>> START Source material

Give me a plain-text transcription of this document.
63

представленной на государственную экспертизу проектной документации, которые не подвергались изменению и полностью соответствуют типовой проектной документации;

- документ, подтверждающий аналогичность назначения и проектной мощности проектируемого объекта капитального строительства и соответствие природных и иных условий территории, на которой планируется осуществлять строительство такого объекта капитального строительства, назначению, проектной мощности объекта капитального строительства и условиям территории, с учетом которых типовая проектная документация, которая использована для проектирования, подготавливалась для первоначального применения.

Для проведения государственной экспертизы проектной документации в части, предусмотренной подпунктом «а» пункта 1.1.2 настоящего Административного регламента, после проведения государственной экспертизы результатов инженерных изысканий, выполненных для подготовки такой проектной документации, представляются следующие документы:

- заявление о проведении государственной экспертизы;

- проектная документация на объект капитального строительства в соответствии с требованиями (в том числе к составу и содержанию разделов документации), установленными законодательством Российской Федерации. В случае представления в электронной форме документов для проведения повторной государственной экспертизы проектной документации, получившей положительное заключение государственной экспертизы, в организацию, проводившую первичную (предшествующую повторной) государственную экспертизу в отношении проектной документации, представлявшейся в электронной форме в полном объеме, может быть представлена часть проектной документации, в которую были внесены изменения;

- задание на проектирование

>> END Source material

Please repeat the listing exactly, with nothing left out.

Correct output:
Give me a plain-text transcription of this document.
63

представленной на государственную экспертизу проектной документации, которые не подвергались изменению и полностью соответствуют типовой проектной документации;

- документ, подтверждающий аналогичность назначения и проектной мощности проектируемого объекта капитального строительства и соответствие природных и иных условий территории, на которой планируется осуществлять строительство такого объекта капитального строительства, назначению, проектной мощности объекта капитального строительства и условиям территории, с учетом которых типовая проектная документация, которая использована для проектирования, подготавливалась для первоначального применения.

Для проведения государственной экспертизы проектной документации в части, предусмотренной подпунктом «а» пункта 1.1.2 настоящего Административного регламента, после проведения государственной экспертизы результатов инженерных изысканий, выполненных для подготовки такой проектной документации, представляются следующие документы:

- заявление о проведении государственной экспертизы;

- проектная документация на объект капитального строительства в соответствии с требованиями (в том числе к составу и содержанию разделов документации), установленными законодательством Российской Федерации. В случае представления в электронной форме документов для проведения повторной государственной экспертизы проектной документации, получившей положительное заключение государственной экспертизы, в организацию, проводившую первичную (предшествующую повторной) государственную экспертизу в отношении проектной документации, представлявшейся в электронной форме в полном объеме, может быть представлена часть проектной документации, в которую были внесены изменения;

- задание на проектирование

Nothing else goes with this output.